## Set task
From the line with "Give me a plain-text" down to the final line of the material below, quote every line exactly and leave out all lines before it.
** START Extracted records **
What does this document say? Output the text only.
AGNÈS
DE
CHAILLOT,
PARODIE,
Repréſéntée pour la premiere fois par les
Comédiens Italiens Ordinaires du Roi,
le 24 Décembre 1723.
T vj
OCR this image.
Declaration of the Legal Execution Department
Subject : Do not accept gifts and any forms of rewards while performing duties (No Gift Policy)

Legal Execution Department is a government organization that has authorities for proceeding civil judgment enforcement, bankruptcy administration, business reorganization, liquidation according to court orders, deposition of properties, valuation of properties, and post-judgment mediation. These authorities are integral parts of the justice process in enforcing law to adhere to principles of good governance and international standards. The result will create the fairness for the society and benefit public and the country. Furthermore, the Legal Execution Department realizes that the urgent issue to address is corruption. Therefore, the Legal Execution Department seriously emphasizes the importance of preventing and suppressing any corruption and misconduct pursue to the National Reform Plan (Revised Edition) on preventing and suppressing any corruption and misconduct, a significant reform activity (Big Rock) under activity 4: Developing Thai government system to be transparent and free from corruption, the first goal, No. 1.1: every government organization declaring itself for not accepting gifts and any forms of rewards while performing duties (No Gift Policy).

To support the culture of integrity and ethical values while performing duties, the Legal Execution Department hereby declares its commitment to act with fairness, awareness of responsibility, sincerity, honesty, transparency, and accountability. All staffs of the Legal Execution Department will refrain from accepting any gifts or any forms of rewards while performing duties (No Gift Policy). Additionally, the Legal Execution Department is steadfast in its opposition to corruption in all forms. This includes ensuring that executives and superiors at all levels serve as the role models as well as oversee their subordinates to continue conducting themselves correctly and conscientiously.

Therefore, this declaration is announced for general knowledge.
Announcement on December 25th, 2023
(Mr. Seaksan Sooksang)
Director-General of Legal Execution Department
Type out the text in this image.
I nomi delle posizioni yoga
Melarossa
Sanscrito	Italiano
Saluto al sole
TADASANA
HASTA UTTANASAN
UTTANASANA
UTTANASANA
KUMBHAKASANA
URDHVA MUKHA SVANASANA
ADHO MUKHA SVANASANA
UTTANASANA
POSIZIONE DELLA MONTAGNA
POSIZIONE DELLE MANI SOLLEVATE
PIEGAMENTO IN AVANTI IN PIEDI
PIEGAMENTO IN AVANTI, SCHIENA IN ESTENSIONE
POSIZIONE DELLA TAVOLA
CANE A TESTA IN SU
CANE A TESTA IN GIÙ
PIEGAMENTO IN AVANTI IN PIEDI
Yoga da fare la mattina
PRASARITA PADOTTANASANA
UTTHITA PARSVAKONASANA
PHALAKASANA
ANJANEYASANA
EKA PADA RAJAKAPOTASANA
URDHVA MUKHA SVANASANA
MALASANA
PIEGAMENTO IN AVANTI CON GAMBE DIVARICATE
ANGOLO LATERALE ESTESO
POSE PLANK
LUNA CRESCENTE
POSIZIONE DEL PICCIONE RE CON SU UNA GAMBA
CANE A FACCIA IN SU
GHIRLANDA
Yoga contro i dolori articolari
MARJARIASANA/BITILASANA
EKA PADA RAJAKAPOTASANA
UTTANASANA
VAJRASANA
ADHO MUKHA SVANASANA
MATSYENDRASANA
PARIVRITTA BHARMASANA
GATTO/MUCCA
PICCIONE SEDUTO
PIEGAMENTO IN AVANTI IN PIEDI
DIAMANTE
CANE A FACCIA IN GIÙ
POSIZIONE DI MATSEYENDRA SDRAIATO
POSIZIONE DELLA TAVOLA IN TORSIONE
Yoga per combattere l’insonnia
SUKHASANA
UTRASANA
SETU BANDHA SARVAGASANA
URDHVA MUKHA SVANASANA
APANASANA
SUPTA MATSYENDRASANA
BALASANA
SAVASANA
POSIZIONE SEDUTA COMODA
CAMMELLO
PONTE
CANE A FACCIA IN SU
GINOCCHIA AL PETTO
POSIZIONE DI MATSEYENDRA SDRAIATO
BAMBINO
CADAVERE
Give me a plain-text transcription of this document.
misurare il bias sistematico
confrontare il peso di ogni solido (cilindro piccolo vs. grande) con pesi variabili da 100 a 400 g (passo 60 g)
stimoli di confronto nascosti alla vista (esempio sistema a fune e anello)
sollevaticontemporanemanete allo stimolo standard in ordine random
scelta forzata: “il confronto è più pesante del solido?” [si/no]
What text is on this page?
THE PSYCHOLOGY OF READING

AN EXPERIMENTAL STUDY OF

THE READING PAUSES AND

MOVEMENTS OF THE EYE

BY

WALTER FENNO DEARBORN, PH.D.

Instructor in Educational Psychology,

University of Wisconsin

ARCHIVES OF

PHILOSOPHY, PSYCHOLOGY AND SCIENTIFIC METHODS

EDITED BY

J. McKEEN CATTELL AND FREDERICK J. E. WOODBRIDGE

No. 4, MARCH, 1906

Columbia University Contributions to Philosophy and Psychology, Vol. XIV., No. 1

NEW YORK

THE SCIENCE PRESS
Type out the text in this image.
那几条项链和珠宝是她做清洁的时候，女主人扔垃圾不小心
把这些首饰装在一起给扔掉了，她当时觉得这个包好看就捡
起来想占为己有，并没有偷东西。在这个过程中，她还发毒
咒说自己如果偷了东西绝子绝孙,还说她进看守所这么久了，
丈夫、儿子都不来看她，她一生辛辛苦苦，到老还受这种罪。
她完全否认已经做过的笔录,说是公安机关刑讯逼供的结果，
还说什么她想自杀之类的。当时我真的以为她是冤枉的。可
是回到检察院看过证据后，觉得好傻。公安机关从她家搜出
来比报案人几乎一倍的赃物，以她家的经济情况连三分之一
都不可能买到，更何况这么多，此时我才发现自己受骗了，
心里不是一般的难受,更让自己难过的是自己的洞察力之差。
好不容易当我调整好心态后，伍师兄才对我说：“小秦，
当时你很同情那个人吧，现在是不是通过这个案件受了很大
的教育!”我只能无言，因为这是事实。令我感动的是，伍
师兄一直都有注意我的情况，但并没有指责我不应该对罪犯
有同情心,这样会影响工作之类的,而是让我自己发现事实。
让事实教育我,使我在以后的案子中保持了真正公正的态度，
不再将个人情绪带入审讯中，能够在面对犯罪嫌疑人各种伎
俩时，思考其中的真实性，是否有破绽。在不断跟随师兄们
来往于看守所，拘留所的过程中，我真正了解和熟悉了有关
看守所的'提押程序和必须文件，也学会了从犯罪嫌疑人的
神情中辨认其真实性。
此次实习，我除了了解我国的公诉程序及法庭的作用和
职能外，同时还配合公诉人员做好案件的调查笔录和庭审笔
** END Extracted records **
## Result of the exercise
Give me a plain-text transcription of this document.
misurare il bias sistematico
confrontare il peso di ogni solido (cilindro piccolo vs. grande) con pesi variabili da 100 a 400 g (passo 60 g)
stimoli di confronto nascosti alla vista (esempio sistema a fune e anello)
sollevaticontemporanemanete allo stimolo standard in ordine random
scelta forzata: “il confronto è più pesante del solido?” [si/no]
What text is on this page?
THE PSYCHOLOGY OF READING

AN EXPERIMENTAL STUDY OF

THE READING PAUSES AND

MOVEMENTS OF THE EYE

BY

WALTER FENNO DEARBORN, PH.D.

Instructor in Educational Psychology,

University of Wisconsin

ARCHIVES OF

PHILOSOPHY, PSYCHOLOGY AND SCIENTIFIC METHODS

EDITED BY

J. McKEEN CATTELL AND FREDERICK J. E. WOODBRIDGE

No. 4, MARCH, 1906

Columbia University Contributions to Philosophy and Psychology, Vol. XIV., No. 1

NEW YORK

THE SCIENCE PRESS
Type out the text in this image.
那几条项链和珠宝是她做清洁的时候，女主人扔垃圾不小心
把这些首饰装在一起给扔掉了，她当时觉得这个包好看就捡
起来想占为己有，并没有偷东西。在这个过程中，她还发毒
咒说自己如果偷了东西绝子绝孙,还说她进看守所这么久了，
丈夫、儿子都不来看她，她一生辛辛苦苦，到老还受这种罪。
她完全否认已经做过的笔录,说是公安机关刑讯逼供的结果，
还说什么她想自杀之类的。当时我真的以为她是冤枉的。可
是回到检察院看过证据后，觉得好傻。公安机关从她家搜出
来比报案人几乎一倍的赃物，以她家的经济情况连三分之一
都不可能买到，更何况这么多，此时我才发现自己受骗了，
心里不是一般的难受,更让自己难过的是自己的洞察力之差。
好不容易当我调整好心态后，伍师兄才对我说：“小秦，
当时你很同情那个人吧，现在是不是通过这个案件受了很大
的教育!”我只能无言，因为这是事实。令我感动的是，伍
师兄一直都有注意我的情况，但并没有指责我不应该对罪犯
有同情心,这样会影响工作之类的,而是让我自己发现事实。
让事实教育我,使我在以后的案子中保持了真正公正的态度，
不再将个人情绪带入审讯中，能够在面对犯罪嫌疑人各种伎
俩时，思考其中的真实性，是否有破绽。在不断跟随师兄们
来往于看守所，拘留所的过程中，我真正了解和熟悉了有关
看守所的'提押程序和必须文件，也学会了从犯罪嫌疑人的
神情中辨认其真实性。
此次实习，我除了了解我国的公诉程序及法庭的作用和
职能外，同时还配合公诉人员做好案件的调查笔录和庭审笔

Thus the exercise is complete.